## What to work on
Each record is to be printed again precisely as it reads.
* Begin Exercise input *
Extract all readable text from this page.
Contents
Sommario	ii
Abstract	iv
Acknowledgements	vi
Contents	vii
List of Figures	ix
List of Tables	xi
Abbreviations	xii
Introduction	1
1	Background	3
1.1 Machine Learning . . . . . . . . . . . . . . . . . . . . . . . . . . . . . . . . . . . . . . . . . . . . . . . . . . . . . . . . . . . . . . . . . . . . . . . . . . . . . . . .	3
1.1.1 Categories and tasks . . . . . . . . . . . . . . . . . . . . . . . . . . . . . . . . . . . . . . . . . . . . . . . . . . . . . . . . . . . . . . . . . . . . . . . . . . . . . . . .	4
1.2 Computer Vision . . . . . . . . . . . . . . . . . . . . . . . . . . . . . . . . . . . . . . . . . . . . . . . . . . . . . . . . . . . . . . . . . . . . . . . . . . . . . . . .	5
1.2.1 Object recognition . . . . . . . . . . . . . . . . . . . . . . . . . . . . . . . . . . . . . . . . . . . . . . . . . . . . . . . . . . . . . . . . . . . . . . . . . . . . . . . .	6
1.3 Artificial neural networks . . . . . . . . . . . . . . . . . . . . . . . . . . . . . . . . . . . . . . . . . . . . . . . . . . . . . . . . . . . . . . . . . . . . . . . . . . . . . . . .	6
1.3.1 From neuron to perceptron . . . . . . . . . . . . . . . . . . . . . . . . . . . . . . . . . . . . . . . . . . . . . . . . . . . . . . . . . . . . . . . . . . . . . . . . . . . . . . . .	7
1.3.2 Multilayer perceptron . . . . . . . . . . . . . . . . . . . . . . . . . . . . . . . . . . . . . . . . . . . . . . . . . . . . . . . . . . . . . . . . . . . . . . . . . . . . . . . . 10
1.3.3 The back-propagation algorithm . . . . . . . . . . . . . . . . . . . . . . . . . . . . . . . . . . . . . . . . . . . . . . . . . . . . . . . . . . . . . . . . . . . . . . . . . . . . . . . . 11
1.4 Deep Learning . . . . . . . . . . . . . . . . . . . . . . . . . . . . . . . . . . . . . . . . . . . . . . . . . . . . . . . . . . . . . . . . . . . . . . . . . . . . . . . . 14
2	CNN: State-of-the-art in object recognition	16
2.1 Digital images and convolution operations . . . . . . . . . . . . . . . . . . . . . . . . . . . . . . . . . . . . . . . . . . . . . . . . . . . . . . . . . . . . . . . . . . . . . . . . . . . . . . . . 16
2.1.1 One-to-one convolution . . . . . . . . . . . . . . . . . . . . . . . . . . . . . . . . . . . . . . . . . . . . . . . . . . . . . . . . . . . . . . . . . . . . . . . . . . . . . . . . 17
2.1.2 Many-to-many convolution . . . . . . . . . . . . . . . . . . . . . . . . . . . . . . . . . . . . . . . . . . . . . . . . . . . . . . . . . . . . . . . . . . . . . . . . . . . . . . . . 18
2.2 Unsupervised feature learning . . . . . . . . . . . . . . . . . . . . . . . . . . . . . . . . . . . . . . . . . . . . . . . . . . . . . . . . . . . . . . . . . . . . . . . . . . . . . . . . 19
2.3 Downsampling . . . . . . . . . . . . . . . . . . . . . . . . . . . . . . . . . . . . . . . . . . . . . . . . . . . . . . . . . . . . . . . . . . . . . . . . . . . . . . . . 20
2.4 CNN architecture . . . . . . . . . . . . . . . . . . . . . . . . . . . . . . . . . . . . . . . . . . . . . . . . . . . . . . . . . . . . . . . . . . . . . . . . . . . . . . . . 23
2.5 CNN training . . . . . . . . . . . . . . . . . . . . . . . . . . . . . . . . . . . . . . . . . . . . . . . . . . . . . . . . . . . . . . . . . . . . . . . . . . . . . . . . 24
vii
* End Exercise input *
## Completed task
Extract all readable text from this page.
Contents
Sommario	ii
Abstract	iv
Acknowledgements	vi
Contents	vii
List of Figures	ix
List of Tables	xi
Abbreviations	xii
Introduction	1
1	Background	3
1.1 Machine Learning . . . . . . . . . . . . . . . . . . . . . . . . . . . . . . . . . . . . . . . . . . . . . . . . . . . . . . . . . . . . . . . . . . . . . . . . . . . . . . . .	3
1.1.1 Categories and tasks . . . . . . . . . . . . . . . . . . . . . . . . . . . . . . . . . . . . . . . . . . . . . . . . . . . . . . . . . . . . . . . . . . . . . . . . . . . . . . . .	4
1.2 Computer Vision . . . . . . . . . . . . . . . . . . . . . . . . . . . . . . . . . . . . . . . . . . . . . . . . . . . . . . . . . . . . . . . . . . . . . . . . . . . . . . . .	5
1.2.1 Object recognition . . . . . . . . . . . . . . . . . . . . . . . . . . . . . . . . . . . . . . . . . . . . . . . . . . . . . . . . . . . . . . . . . . . . . . . . . . . . . . . .	6
1.3 Artificial neural networks . . . . . . . . . . . . . . . . . . . . . . . . . . . . . . . . . . . . . . . . . . . . . . . . . . . . . . . . . . . . . . . . . . . . . . . . . . . . . . . .	6
1.3.1 From neuron to perceptron . . . . . . . . . . . . . . . . . . . . . . . . . . . . . . . . . . . . . . . . . . . . . . . . . . . . . . . . . . . . . . . . . . . . . . . . . . . . . . . .	7
1.3.2 Multilayer perceptron . . . . . . . . . . . . . . . . . . . . . . . . . . . . . . . . . . . . . . . . . . . . . . . . . . . . . . . . . . . . . . . . . . . . . . . . . . . . . . . . 10
1.3.3 The back-propagation algorithm . . . . . . . . . . . . . . . . . . . . . . . . . . . . . . . . . . . . . . . . . . . . . . . . . . . . . . . . . . . . . . . . . . . . . . . . . . . . . . . . 11
1.4 Deep Learning . . . . . . . . . . . . . . . . . . . . . . . . . . . . . . . . . . . . . . . . . . . . . . . . . . . . . . . . . . . . . . . . . . . . . . . . . . . . . . . . 14
2	CNN: State-of-the-art in object recognition	16
2.1 Digital images and convolution operations . . . . . . . . . . . . . . . . . . . . . . . . . . . . . . . . . . . . . . . . . . . . . . . . . . . . . . . . . . . . . . . . . . . . . . . . . . . . . . . . 16
2.1.1 One-to-one convolution . . . . . . . . . . . . . . . . . . . . . . . . . . . . . . . . . . . . . . . . . . . . . . . . . . . . . . . . . . . . . . . . . . . . . . . . . . . . . . . . 17
2.1.2 Many-to-many convolution . . . . . . . . . . . . . . . . . . . . . . . . . . . . . . . . . . . . . . . . . . . . . . . . . . . . . . . . . . . . . . . . . . . . . . . . . . . . . . . . 18
2.2 Unsupervised feature learning . . . . . . . . . . . . . . . . . . . . . . . . . . . . . . . . . . . . . . . . . . . . . . . . . . . . . . . . . . . . . . . . . . . . . . . . . . . . . . . . 19
2.3 Downsampling . . . . . . . . . . . . . . . . . . . . . . . . . . . . . . . . . . . . . . . . . . . . . . . . . . . . . . . . . . . . . . . . . . . . . . . . . . . . . . . . 20
2.4 CNN architecture . . . . . . . . . . . . . . . . . . . . . . . . . . . . . . . . . . . . . . . . . . . . . . . . . . . . . . . . . . . . . . . . . . . . . . . . . . . . . . . . 23
2.5 CNN training . . . . . . . . . . . . . . . . . . . . . . . . . . . . . . . . . . . . . . . . . . . . . . . . . . . . . . . . . . . . . . . . . . . . . . . . . . . . . . . . 24
vii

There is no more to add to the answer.